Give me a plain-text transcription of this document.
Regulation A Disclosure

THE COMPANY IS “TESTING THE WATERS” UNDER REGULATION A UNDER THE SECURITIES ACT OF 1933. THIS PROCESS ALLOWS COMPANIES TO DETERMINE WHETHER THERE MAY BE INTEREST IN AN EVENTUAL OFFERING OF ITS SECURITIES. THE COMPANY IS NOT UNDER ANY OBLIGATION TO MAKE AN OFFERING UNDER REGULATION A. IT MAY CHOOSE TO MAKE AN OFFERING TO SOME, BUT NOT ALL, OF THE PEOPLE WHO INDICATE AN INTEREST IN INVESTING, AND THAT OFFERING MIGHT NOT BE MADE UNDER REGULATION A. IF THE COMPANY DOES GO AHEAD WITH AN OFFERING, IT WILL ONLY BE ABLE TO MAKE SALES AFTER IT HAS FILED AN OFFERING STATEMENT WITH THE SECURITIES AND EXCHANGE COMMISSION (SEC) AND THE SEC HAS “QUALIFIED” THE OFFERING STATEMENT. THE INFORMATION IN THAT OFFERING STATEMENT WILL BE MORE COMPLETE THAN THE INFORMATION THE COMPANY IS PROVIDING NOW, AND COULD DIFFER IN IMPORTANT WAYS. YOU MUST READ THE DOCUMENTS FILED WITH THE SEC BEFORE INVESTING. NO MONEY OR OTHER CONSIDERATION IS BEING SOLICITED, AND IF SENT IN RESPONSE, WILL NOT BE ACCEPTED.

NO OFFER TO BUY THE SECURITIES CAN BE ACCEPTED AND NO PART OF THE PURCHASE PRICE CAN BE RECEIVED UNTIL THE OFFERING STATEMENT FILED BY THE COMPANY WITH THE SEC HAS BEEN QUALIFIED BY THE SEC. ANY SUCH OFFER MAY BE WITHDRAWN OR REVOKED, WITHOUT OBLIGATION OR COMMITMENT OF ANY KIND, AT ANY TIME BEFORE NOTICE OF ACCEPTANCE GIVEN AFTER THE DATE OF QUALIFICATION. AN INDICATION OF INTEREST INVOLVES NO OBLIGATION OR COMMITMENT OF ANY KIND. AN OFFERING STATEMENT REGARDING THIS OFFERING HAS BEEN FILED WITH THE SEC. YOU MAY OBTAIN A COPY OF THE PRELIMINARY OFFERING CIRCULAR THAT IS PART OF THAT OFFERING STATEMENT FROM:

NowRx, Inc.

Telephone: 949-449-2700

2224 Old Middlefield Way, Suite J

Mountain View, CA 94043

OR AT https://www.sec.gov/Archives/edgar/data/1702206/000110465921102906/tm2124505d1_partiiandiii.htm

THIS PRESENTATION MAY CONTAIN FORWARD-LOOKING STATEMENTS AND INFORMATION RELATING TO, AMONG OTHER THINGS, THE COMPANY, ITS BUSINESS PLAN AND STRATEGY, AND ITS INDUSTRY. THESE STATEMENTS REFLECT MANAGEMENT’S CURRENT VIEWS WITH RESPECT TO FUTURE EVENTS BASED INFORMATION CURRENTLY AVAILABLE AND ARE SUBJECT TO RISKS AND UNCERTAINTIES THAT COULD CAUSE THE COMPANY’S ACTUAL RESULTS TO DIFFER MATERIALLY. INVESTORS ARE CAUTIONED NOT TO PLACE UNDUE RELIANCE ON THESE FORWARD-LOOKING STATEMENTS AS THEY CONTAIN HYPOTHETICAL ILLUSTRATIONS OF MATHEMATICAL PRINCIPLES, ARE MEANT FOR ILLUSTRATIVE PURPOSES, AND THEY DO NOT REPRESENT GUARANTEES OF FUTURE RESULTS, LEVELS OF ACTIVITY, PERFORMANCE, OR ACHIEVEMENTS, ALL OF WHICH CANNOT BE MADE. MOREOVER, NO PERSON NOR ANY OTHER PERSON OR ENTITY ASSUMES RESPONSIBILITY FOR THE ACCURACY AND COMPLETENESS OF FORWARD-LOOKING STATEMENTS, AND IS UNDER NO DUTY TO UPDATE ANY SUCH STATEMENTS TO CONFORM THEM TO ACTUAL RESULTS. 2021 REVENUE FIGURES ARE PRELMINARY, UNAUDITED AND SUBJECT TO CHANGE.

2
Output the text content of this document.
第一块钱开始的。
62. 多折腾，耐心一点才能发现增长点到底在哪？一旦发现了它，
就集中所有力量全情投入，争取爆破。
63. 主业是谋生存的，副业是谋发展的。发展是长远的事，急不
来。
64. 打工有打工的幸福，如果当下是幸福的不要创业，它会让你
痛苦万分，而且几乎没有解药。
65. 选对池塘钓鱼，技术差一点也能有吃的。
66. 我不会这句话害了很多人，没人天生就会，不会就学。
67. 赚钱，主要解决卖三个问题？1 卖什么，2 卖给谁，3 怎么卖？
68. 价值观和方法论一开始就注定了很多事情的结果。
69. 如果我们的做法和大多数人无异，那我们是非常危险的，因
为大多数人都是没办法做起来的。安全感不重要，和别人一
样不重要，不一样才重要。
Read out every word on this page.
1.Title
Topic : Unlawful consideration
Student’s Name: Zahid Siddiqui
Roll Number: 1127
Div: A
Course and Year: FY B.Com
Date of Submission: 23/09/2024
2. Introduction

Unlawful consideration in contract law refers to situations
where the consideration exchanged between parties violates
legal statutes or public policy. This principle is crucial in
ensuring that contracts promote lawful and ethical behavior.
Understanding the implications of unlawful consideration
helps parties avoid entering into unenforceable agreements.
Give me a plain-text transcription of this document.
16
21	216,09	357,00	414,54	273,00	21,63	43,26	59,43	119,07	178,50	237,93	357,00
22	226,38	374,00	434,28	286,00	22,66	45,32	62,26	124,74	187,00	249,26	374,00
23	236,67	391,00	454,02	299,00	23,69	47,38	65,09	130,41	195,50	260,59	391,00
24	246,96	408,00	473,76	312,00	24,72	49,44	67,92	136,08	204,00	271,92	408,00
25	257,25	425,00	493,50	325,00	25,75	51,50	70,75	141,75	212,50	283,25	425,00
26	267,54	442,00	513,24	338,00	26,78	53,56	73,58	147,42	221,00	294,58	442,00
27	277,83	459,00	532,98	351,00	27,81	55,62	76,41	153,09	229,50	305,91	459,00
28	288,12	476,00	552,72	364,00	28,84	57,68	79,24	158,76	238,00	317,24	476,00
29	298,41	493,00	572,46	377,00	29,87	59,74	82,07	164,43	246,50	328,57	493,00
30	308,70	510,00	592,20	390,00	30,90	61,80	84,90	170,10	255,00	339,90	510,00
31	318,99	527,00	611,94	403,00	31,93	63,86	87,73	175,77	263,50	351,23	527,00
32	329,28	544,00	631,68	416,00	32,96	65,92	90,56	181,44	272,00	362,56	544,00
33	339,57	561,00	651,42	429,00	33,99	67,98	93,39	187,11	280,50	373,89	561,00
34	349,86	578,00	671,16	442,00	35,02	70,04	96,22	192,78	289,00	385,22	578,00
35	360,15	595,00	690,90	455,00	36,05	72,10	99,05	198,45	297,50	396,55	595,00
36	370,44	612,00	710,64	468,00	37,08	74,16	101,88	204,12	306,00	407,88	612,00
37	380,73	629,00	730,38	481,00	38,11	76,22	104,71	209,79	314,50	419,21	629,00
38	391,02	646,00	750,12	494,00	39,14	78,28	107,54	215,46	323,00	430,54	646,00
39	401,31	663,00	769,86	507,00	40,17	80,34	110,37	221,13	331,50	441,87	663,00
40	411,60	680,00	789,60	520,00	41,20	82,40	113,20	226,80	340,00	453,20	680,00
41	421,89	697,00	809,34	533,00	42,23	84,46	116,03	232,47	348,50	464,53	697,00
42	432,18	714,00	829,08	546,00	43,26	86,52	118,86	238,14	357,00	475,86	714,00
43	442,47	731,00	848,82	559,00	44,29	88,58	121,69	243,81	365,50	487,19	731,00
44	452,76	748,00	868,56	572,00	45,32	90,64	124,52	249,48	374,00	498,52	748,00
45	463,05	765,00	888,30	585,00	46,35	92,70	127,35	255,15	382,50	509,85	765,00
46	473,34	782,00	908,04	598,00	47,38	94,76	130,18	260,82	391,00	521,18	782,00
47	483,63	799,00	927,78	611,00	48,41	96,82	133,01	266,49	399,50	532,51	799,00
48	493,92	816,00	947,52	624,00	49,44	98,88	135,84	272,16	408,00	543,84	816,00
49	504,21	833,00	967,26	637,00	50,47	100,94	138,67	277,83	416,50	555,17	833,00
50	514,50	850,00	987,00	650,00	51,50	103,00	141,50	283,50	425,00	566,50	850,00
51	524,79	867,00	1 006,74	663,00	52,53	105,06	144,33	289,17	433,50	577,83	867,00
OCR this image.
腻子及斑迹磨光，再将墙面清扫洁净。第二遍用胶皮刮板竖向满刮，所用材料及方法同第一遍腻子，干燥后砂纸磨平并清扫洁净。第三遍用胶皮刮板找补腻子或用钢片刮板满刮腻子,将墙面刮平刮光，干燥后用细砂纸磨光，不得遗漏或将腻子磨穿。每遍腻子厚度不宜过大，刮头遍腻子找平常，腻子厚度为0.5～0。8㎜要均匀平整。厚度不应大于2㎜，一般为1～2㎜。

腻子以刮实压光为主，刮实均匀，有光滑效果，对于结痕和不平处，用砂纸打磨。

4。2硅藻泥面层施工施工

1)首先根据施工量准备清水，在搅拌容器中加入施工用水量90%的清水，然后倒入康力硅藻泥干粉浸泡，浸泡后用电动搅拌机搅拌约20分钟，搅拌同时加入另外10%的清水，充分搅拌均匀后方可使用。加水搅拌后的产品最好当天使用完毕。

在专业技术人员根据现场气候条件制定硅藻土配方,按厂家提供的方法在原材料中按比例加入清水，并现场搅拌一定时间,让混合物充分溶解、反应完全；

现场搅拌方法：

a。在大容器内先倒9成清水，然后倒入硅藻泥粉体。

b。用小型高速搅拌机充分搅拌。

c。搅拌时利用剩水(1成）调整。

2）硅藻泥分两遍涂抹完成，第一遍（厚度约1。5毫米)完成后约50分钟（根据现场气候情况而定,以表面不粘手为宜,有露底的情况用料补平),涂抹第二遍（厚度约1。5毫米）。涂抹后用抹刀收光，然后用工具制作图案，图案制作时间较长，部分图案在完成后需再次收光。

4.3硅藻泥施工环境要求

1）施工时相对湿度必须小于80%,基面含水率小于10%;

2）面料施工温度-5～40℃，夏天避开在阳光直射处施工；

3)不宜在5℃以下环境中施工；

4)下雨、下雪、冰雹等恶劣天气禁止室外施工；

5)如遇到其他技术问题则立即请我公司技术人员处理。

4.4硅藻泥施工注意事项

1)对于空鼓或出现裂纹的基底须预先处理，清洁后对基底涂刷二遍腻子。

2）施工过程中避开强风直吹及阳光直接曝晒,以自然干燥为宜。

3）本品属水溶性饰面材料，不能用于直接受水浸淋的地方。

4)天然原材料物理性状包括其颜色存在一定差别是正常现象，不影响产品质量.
────────
Report the number of lines in the entries above that include the string "INTEREST". Give nothing but the number.

* Exercise answer: 2